### Task to carry out:
Give the number of lines in the records below that include "Lakes". Reply with that number alone.

[Raw records]
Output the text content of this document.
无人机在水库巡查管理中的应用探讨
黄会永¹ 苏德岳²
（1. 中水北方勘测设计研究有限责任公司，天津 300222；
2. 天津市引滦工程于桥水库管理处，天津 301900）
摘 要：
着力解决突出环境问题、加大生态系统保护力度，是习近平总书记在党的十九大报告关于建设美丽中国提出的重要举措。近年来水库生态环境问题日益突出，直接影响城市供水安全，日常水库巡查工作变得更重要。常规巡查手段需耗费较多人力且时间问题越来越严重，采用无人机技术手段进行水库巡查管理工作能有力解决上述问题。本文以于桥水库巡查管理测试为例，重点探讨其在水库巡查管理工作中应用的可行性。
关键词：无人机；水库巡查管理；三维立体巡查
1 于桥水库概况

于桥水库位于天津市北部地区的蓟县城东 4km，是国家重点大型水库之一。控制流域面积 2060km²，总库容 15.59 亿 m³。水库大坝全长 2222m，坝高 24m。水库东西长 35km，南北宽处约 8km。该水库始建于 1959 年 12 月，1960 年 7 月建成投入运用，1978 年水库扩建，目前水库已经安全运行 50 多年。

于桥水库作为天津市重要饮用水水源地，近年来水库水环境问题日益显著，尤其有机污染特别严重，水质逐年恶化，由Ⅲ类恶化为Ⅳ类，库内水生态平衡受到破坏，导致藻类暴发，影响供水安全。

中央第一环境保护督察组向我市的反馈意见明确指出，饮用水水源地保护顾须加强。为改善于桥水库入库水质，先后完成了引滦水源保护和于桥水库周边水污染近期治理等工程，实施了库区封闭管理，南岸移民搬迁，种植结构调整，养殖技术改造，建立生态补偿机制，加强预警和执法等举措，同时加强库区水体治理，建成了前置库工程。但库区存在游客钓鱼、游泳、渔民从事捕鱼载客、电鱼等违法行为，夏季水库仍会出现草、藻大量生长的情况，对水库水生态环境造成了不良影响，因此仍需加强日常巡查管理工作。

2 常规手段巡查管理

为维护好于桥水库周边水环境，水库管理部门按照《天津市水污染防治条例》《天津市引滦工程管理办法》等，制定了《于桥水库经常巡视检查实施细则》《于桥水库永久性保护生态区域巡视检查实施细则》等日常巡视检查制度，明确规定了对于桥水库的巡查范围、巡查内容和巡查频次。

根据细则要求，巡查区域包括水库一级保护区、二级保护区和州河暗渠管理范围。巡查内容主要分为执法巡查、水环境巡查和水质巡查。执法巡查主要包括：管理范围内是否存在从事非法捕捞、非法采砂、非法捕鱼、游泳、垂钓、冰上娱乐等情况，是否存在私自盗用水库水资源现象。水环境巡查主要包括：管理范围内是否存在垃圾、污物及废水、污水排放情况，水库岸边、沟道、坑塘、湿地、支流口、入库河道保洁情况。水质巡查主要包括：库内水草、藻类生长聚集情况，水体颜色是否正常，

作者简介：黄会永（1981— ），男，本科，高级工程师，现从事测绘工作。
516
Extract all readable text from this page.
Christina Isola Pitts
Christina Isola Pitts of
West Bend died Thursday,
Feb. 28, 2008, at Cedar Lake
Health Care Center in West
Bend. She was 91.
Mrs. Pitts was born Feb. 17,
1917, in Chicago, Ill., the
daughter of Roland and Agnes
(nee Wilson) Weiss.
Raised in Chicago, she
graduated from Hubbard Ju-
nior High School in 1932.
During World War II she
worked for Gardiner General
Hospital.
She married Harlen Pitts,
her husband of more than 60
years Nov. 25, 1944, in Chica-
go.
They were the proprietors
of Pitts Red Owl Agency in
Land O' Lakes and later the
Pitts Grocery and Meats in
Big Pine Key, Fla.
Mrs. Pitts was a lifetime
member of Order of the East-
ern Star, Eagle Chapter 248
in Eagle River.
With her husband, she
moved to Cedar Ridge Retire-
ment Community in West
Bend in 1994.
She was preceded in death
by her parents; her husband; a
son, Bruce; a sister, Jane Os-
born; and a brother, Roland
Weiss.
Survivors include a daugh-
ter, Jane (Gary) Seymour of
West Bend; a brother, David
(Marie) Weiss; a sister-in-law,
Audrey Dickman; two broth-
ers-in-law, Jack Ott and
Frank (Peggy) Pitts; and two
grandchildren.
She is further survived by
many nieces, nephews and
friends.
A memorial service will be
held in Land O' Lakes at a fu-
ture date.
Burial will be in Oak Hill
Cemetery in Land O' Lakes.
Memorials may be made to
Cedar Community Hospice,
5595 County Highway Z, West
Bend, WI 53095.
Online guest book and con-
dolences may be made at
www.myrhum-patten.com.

### Exercise solution:
3